Request =>
The data below should be printed in full, exactly, and without any of its images.

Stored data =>
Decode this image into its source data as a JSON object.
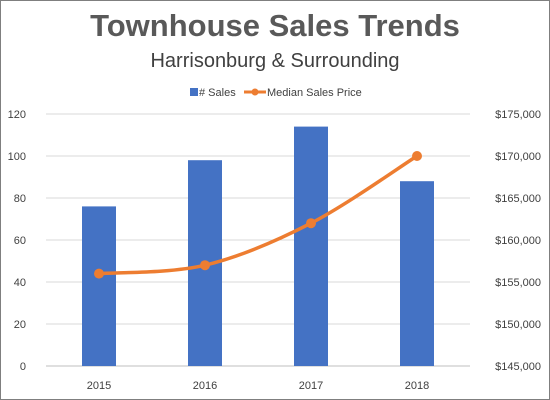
{
  "chart_data": {
    "type": "bar",
    "title": "Townhouse Sales Trends",
    "subtitle": "Harrisonburg & Surrounding",
    "categories": [
      "2015",
      "2016",
      "2017",
      "2018"
    ],
    "series": [
      {
        "name": "# Sales",
        "type": "bar",
        "axis": "left",
        "values": [
          76,
          98,
          114,
          88
        ],
        "color": "#4472c4"
      },
      {
        "name": "Median Sales Price",
        "type": "line",
        "axis": "right",
        "values": [
          156000,
          157000,
          162000,
          170000
        ],
        "color": "#ed7d31",
        "smooth": true,
        "markers": true
      }
    ],
    "y_left": {
      "min": 0,
      "max": 120,
      "step": 20,
      "tick_labels": [
        "0",
        "20",
        "40",
        "60",
        "80",
        "100",
        "120"
      ]
    },
    "y_right": {
      "min": 145000,
      "max": 175000,
      "step": 5000,
      "tick_labels": [
        "$145,000",
        "$150,000",
        "$155,000",
        "$160,000",
        "$165,000",
        "$170,000",
        "$175,000"
      ]
    },
    "grid": true,
    "legend_position": "top"
  }
}
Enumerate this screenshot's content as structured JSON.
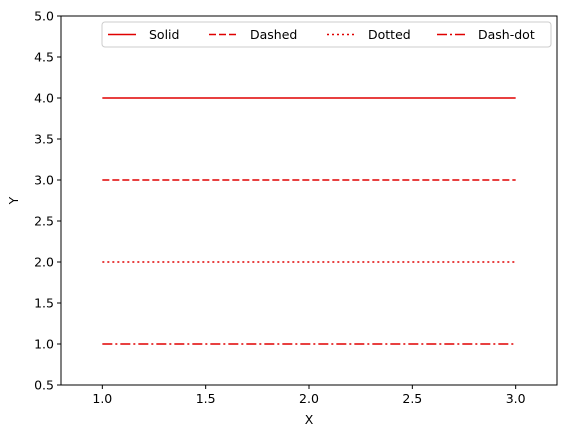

Solution =>
Decode this image into its source data as a JSON object.
{
  "chart_data": {
    "type": "bar",
    "title": "Townhouse Sales Trends",
    "subtitle": "Harrisonburg & Surrounding",
    "categories": [
      "2015",
      "2016",
      "2017",
      "2018"
    ],
    "series": [
      {
        "name": "# Sales",
        "type": "bar",
        "axis": "left",
        "values": [
          76,
          98,
          114,
          88
        ],
        "color": "#4472c4"
      },
      {
        "name": "Median Sales Price",
        "type": "line",
        "axis": "right",
        "values": [
          156000,
          157000,
          162000,
          170000
        ],
        "color": "#ed7d31",
        "smooth": true,
        "markers": true
      }
    ],
    "y_left": {
      "min": 0,
      "max": 120,
      "step": 20,
      "tick_labels": [
        "0",
        "20",
        "40",
        "60",
        "80",
        "100",
        "120"
      ]
    },
    "y_right": {
      "min": 145000,
      "max": 175000,
      "step": 5000,
      "tick_labels": [
        "$145,000",
        "$150,000",
        "$155,000",
        "$160,000",
        "$165,000",
        "$170,000",
        "$175,000"
      ]
    },
    "grid": true,
    "legend_position": "top"
  }
}
Enumerate this screenshot's content as structured JSON.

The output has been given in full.